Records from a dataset
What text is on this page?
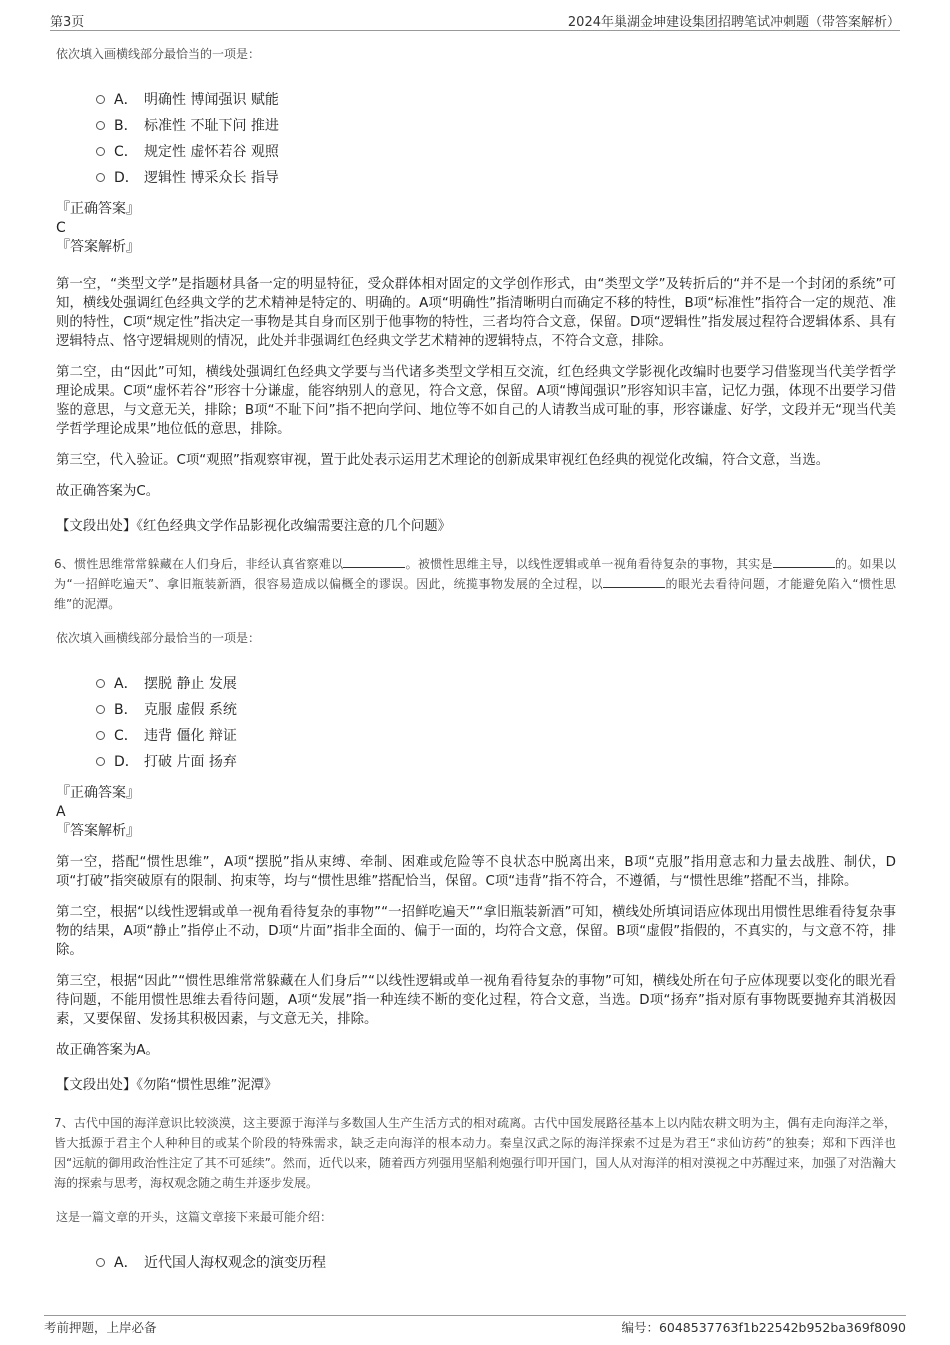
第3页	2024年巢湖金坤建设集团招聘笔试冲刺题（带答案解析）

依次填入画横线部分最恰当的一项是：

A． 明确性 博闻强识 赋能
B． 标准性 不耻下问 推进
C． 规定性 虚怀若谷 观照
D． 逻辑性 博采众长 指导

『正确答案』

C

『答案解析』

第一空，“类型文学”是指题材具备一定的明显特征，受众群体相对固定的文学创作形式，由“类型文学”及转折后的“并不是一个封闭的系统”可知，横线处强调红色经典文学的艺术精神是特定的、明确的。A项“明确性”指清晰明白而确定不移的特性，B项“标准性”指符合一定的规范、准则的特性，C项“规定性”指决定一事物是其自身而区别于他事物的特性，三者均符合文意，保留。D项“逻辑性”指发展过程符合逻辑体系、具有逻辑特点、恪守逻辑规则的情况，此处并非强调红色经典文学艺术精神的逻辑特点，不符合文意，排除。

第二空，由“因此”可知，横线处强调红色经典文学要与当代诸多类型文学相互交流，红色经典文学影视化改编时也要学习借鉴现当代美学哲学理论成果。C项“虚怀若谷”形容十分谦虚，能容纳别人的意见，符合文意，保留。A项“博闻强识”形容知识丰富，记忆力强，体现不出要学习借鉴的意思，与文意无关，排除；B项“不耻下问”指不把向学问、地位等不如自己的人请教当成可耻的事，形容谦虚、好学，文段并无“现当代美学哲学理论成果”地位低的意思，排除。

第三空，代入验证。C项“观照”指观察审视，置于此处表示运用艺术理论的创新成果审视红色经典的视觉化改编，符合文意，当选。

故正确答案为C。

【文段出处】《红色经典文学作品影视化改编需要注意的几个问题》

6、惯性思维常常躲藏在人们身后，非经认真省察难以	。被惯性思维主导，以线性逻辑或单一视角看待复杂的事物，其实是	的。如果以为“一招鲜吃遍天”、拿旧瓶装新酒，很容易造成以偏概全的谬误。因此，统揽事物发展的全过程，以	的眼光去看待问题，才能避免陷入“惯性思维”的泥潭。

依次填入画横线部分最恰当的一项是：

A． 摆脱 静止 发展
B． 克服 虚假 系统
C． 违背 僵化 辩证
D． 打破 片面 扬弃

『正确答案』

A

『答案解析』

第一空，搭配“惯性思维”，A项“摆脱”指从束缚、牵制、困难或危险等不良状态中脱离出来，B项“克服”指用意志和力量去战胜、制伏，D项“打破”指突破原有的限制、拘束等，均与“惯性思维”搭配恰当，保留。C项“违背”指不符合，不遵循，与“惯性思维”搭配不当，排除。

第二空，根据“以线性逻辑或单一视角看待复杂的事物”“一招鲜吃遍天”“拿旧瓶装新酒”可知，横线处所填词语应体现出用惯性思维看待复杂事物的结果，A项“静止”指停止不动，D项“片面”指非全面的、偏于一面的，均符合文意，保留。B项“虚假”指假的，不真实的，与文意不符，排除。

第三空，根据“因此”“惯性思维常常躲藏在人们身后”“以线性逻辑或单一视角看待复杂的事物”可知，横线处所在句子应体现要以变化的眼光看待问题，不能用惯性思维去看待问题，A项“发展”指一种连续不断的变化过程，符合文意，当选。D项“扬弃”指对原有事物既要抛弃其消极因素，又要保留、发扬其积极因素，与文意无关，排除。

故正确答案为A。

【文段出处】《勿陷“惯性思维”泥潭》

7、古代中国的海洋意识比较淡漠，这主要源于海洋与多数国人生产生活方式的相对疏离。古代中国发展路径基本上以内陆农耕文明为主，偶有走向海洋之举，皆大抵源于君主个人种种目的或某个阶段的特殊需求，缺乏走向海洋的根本动力。秦皇汉武之际的海洋探索不过是为君王“求仙访药”的独奏；郑和下西洋也因“远航的御用政治性注定了其不可延续”。然而，近代以来，随着西方列强用坚船利炮强行叩开国门，国人从对海洋的相对漠视之中苏醒过来，加强了对浩瀚大海的探索与思考，海权观念随之萌生并逐步发展。

这是一篇文章的开头，这篇文章接下来最可能介绍：

A． 近代国人海权观念的演变历程
考前押题，上岸必备	编号：6048537763f1b22542b952ba369f8090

■ **Aim**
All of the material above needs to be restated exactly, with no pictures.

■ **Reply**
What text is on this page?
第3页	2024年巢湖金坤建设集团招聘笔试冲刺题（带答案解析）

依次填入画横线部分最恰当的一项是：

A． 明确性 博闻强识 赋能
B． 标准性 不耻下问 推进
C． 规定性 虚怀若谷 观照
D． 逻辑性 博采众长 指导

『正确答案』

C

『答案解析』

第一空，“类型文学”是指题材具备一定的明显特征，受众群体相对固定的文学创作形式，由“类型文学”及转折后的“并不是一个封闭的系统”可知，横线处强调红色经典文学的艺术精神是特定的、明确的。A项“明确性”指清晰明白而确定不移的特性，B项“标准性”指符合一定的规范、准则的特性，C项“规定性”指决定一事物是其自身而区别于他事物的特性，三者均符合文意，保留。D项“逻辑性”指发展过程符合逻辑体系、具有逻辑特点、恪守逻辑规则的情况，此处并非强调红色经典文学艺术精神的逻辑特点，不符合文意，排除。

第二空，由“因此”可知，横线处强调红色经典文学要与当代诸多类型文学相互交流，红色经典文学影视化改编时也要学习借鉴现当代美学哲学理论成果。C项“虚怀若谷”形容十分谦虚，能容纳别人的意见，符合文意，保留。A项“博闻强识”形容知识丰富，记忆力强，体现不出要学习借鉴的意思，与文意无关，排除；B项“不耻下问”指不把向学问、地位等不如自己的人请教当成可耻的事，形容谦虚、好学，文段并无“现当代美学哲学理论成果”地位低的意思，排除。

第三空，代入验证。C项“观照”指观察审视，置于此处表示运用艺术理论的创新成果审视红色经典的视觉化改编，符合文意，当选。

故正确答案为C。

【文段出处】《红色经典文学作品影视化改编需要注意的几个问题》

6、惯性思维常常躲藏在人们身后，非经认真省察难以	。被惯性思维主导，以线性逻辑或单一视角看待复杂的事物，其实是	的。如果以为“一招鲜吃遍天”、拿旧瓶装新酒，很容易造成以偏概全的谬误。因此，统揽事物发展的全过程，以	的眼光去看待问题，才能避免陷入“惯性思维”的泥潭。

依次填入画横线部分最恰当的一项是：

A． 摆脱 静止 发展
B． 克服 虚假 系统
C． 违背 僵化 辩证
D． 打破 片面 扬弃

『正确答案』

A

『答案解析』

第一空，搭配“惯性思维”，A项“摆脱”指从束缚、牵制、困难或危险等不良状态中脱离出来，B项“克服”指用意志和力量去战胜、制伏，D项“打破”指突破原有的限制、拘束等，均与“惯性思维”搭配恰当，保留。C项“违背”指不符合，不遵循，与“惯性思维”搭配不当，排除。

第二空，根据“以线性逻辑或单一视角看待复杂的事物”“一招鲜吃遍天”“拿旧瓶装新酒”可知，横线处所填词语应体现出用惯性思维看待复杂事物的结果，A项“静止”指停止不动，D项“片面”指非全面的、偏于一面的，均符合文意，保留。B项“虚假”指假的，不真实的，与文意不符，排除。

第三空，根据“因此”“惯性思维常常躲藏在人们身后”“以线性逻辑或单一视角看待复杂的事物”可知，横线处所在句子应体现要以变化的眼光看待问题，不能用惯性思维去看待问题，A项“发展”指一种连续不断的变化过程，符合文意，当选。D项“扬弃”指对原有事物既要抛弃其消极因素，又要保留、发扬其积极因素，与文意无关，排除。

故正确答案为A。

【文段出处】《勿陷“惯性思维”泥潭》

7、古代中国的海洋意识比较淡漠，这主要源于海洋与多数国人生产生活方式的相对疏离。古代中国发展路径基本上以内陆农耕文明为主，偶有走向海洋之举，皆大抵源于君主个人种种目的或某个阶段的特殊需求，缺乏走向海洋的根本动力。秦皇汉武之际的海洋探索不过是为君王“求仙访药”的独奏；郑和下西洋也因“远航的御用政治性注定了其不可延续”。然而，近代以来，随着西方列强用坚船利炮强行叩开国门，国人从对海洋的相对漠视之中苏醒过来，加强了对浩瀚大海的探索与思考，海权观念随之萌生并逐步发展。

这是一篇文章的开头，这篇文章接下来最可能介绍：

A． 近代国人海权观念的演变历程
考前押题，上岸必备	编号：6048537763f1b22542b952ba369f8090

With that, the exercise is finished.